* _RECORDS PROVIDED_
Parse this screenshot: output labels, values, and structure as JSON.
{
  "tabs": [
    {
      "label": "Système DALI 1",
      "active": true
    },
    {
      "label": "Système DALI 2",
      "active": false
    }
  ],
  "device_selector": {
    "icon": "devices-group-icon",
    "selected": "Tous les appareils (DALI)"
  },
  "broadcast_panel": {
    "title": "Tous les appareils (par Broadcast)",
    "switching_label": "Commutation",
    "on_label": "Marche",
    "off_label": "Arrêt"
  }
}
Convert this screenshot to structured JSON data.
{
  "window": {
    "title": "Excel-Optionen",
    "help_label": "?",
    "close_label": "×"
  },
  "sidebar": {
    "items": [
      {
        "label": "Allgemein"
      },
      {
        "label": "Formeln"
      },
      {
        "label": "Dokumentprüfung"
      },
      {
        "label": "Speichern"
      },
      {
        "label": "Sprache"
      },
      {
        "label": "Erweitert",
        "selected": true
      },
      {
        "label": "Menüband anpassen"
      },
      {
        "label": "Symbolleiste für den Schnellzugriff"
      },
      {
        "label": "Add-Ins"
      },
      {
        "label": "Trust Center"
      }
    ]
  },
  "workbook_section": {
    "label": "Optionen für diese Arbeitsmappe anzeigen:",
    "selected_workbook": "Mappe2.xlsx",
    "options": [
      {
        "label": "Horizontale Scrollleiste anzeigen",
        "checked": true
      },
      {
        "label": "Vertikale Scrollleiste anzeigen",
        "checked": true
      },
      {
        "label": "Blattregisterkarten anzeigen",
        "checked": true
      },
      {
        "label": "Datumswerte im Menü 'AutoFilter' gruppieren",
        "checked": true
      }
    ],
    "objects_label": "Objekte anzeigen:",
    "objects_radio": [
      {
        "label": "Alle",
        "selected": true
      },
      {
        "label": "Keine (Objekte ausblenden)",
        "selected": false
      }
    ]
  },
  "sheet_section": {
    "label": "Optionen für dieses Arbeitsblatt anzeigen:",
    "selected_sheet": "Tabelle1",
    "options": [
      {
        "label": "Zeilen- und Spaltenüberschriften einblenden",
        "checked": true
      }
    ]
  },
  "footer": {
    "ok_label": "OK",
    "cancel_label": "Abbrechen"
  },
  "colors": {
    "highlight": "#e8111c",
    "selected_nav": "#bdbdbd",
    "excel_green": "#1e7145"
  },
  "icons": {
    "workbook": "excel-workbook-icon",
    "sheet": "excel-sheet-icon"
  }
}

* _WHAT YOU WILL DO_
Give the listing again, word for word.

* _RESULT OF THE TASK_
Parse this screenshot: output labels, values, and structure as JSON.
{
  "tabs": [
    {
      "label": "Système DALI 1",
      "active": true
    },
    {
      "label": "Système DALI 2",
      "active": false
    }
  ],
  "device_selector": {
    "icon": "devices-group-icon",
    "selected": "Tous les appareils (DALI)"
  },
  "broadcast_panel": {
    "title": "Tous les appareils (par Broadcast)",
    "switching_label": "Commutation",
    "on_label": "Marche",
    "off_label": "Arrêt"
  }
}
Convert this screenshot to structured JSON data.
{
  "window": {
    "title": "Excel-Optionen",
    "help_label": "?",
    "close_label": "×"
  },
  "sidebar": {
    "items": [
      {
        "label": "Allgemein"
      },
      {
        "label": "Formeln"
      },
      {
        "label": "Dokumentprüfung"
      },
      {
        "label": "Speichern"
      },
      {
        "label": "Sprache"
      },
      {
        "label": "Erweitert",
        "selected": true
      },
      {
        "label": "Menüband anpassen"
      },
      {
        "label": "Symbolleiste für den Schnellzugriff"
      },
      {
        "label": "Add-Ins"
      },
      {
        "label": "Trust Center"
      }
    ]
  },
  "workbook_section": {
    "label": "Optionen für diese Arbeitsmappe anzeigen:",
    "selected_workbook": "Mappe2.xlsx",
    "options": [
      {
        "label": "Horizontale Scrollleiste anzeigen",
        "checked": true
      },
      {
        "label": "Vertikale Scrollleiste anzeigen",
        "checked": true
      },
      {
        "label": "Blattregisterkarten anzeigen",
        "checked": true
      },
      {
        "label": "Datumswerte im Menü 'AutoFilter' gruppieren",
        "checked": true
      }
    ],
    "objects_label": "Objekte anzeigen:",
    "objects_radio": [
      {
        "label": "Alle",
        "selected": true
      },
      {
        "label": "Keine (Objekte ausblenden)",
        "selected": false
      }
    ]
  },
  "sheet_section": {
    "label": "Optionen für dieses Arbeitsblatt anzeigen:",
    "selected_sheet": "Tabelle1",
    "options": [
      {
        "label": "Zeilen- und Spaltenüberschriften einblenden",
        "checked": true
      }
    ]
  },
  "footer": {
    "ok_label": "OK",
    "cancel_label": "Abbrechen"
  },
  "colors": {
    "highlight": "#e8111c",
    "selected_nav": "#bdbdbd",
    "excel_green": "#1e7145"
  },
  "icons": {
    "workbook": "excel-workbook-icon",
    "sheet": "excel-sheet-icon"
  }
}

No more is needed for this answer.